Exercise description: Where a line contains the word "purposes", copy that line.

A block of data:
* * *
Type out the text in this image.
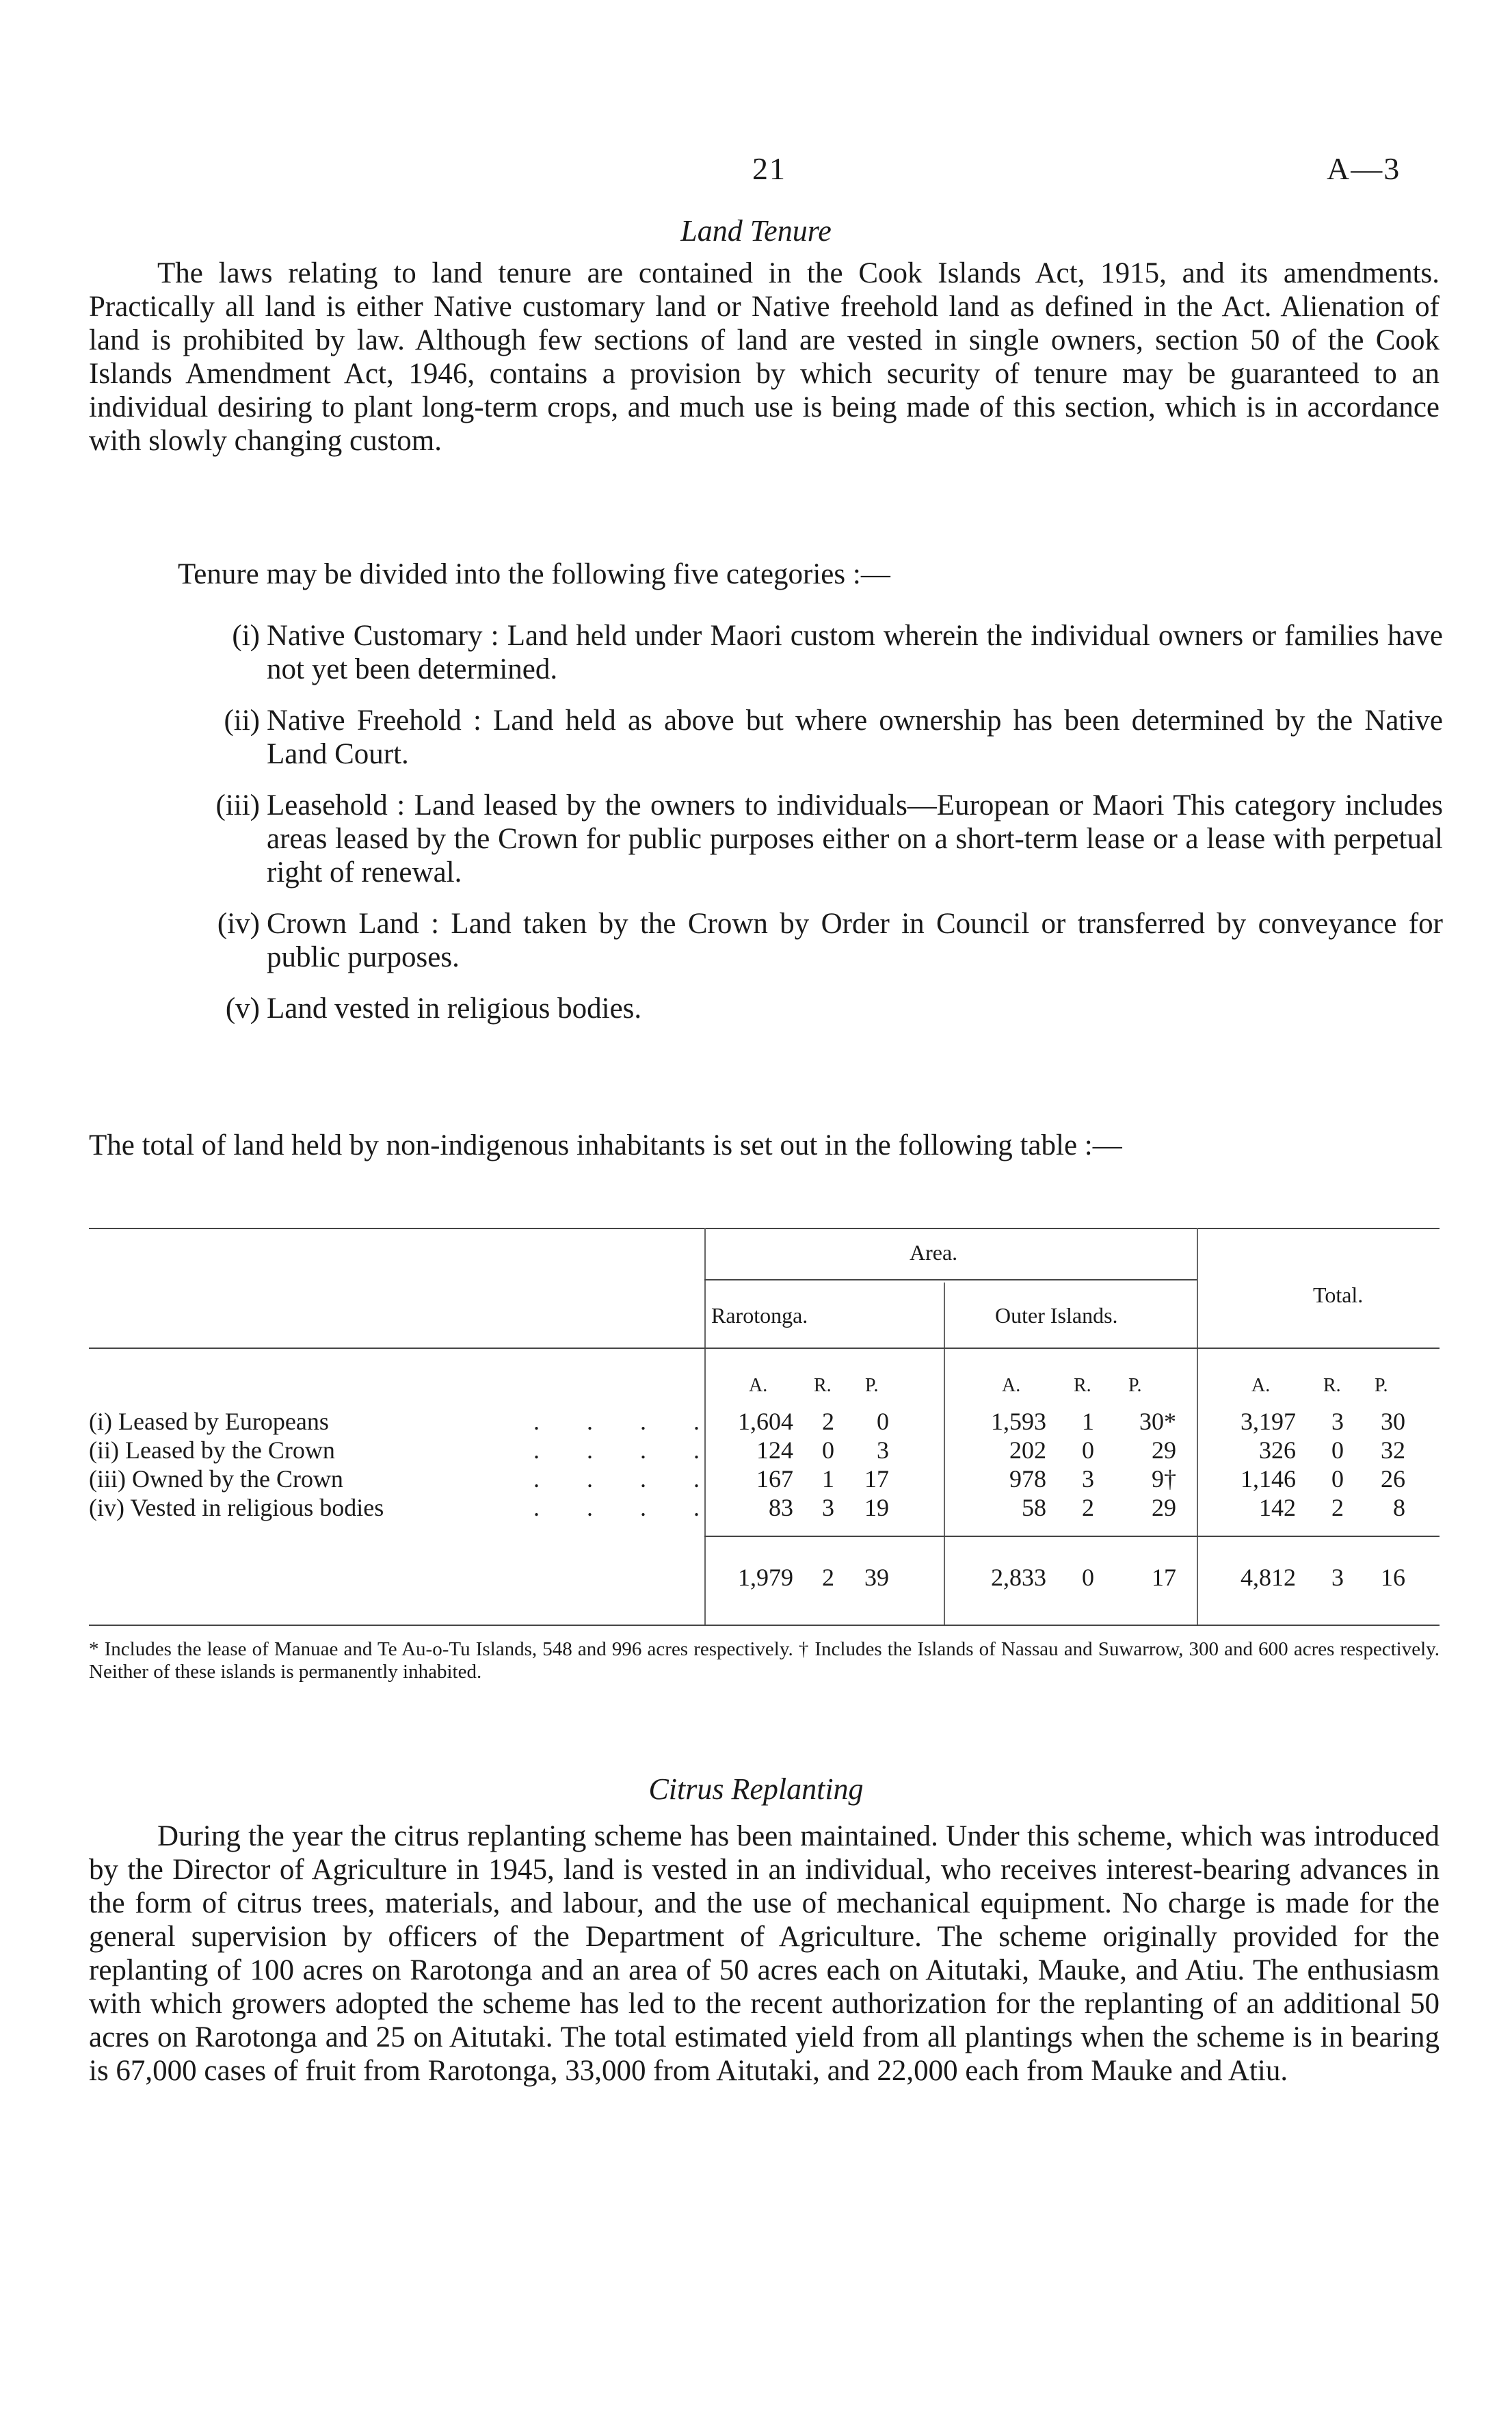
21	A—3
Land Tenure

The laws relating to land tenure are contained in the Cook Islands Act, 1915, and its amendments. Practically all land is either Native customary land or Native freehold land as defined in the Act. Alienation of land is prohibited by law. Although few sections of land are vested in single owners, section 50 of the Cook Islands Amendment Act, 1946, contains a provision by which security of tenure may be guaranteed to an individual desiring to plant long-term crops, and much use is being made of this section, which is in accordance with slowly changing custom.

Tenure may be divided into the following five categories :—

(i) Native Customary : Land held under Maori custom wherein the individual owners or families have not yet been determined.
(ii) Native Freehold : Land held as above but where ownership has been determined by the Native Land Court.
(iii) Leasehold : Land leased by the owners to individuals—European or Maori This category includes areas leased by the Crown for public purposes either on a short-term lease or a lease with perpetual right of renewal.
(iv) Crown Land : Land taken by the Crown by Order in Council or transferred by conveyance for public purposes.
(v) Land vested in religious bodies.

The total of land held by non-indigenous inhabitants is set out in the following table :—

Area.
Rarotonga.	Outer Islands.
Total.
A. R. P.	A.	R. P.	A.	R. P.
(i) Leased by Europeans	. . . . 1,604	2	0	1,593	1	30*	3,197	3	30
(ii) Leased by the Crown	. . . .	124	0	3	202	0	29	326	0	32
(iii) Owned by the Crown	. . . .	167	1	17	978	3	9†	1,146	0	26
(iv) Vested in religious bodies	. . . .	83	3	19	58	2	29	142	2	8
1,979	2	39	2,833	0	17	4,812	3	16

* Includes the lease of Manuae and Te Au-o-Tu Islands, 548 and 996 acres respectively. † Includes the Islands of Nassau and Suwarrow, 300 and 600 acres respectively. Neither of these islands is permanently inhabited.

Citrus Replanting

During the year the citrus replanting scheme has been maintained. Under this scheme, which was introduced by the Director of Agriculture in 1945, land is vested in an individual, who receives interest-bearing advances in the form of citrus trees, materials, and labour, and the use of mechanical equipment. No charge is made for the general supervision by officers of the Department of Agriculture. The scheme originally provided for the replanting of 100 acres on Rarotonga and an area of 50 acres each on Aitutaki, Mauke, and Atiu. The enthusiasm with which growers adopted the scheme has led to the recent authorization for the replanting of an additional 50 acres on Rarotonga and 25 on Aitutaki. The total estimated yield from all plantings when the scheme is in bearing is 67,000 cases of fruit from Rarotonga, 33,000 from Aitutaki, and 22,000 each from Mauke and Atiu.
* * *
Solved problem:
(iii) Leasehold : Land leased by the owners to individuals—European or Maori This category includes areas leased by the Crown for public purposes either on a short-term lease or a lease with perpetual right of renewal.
(iv) Crown Land : Land taken by the Crown by Order in Council or transferred by conveyance for public purposes.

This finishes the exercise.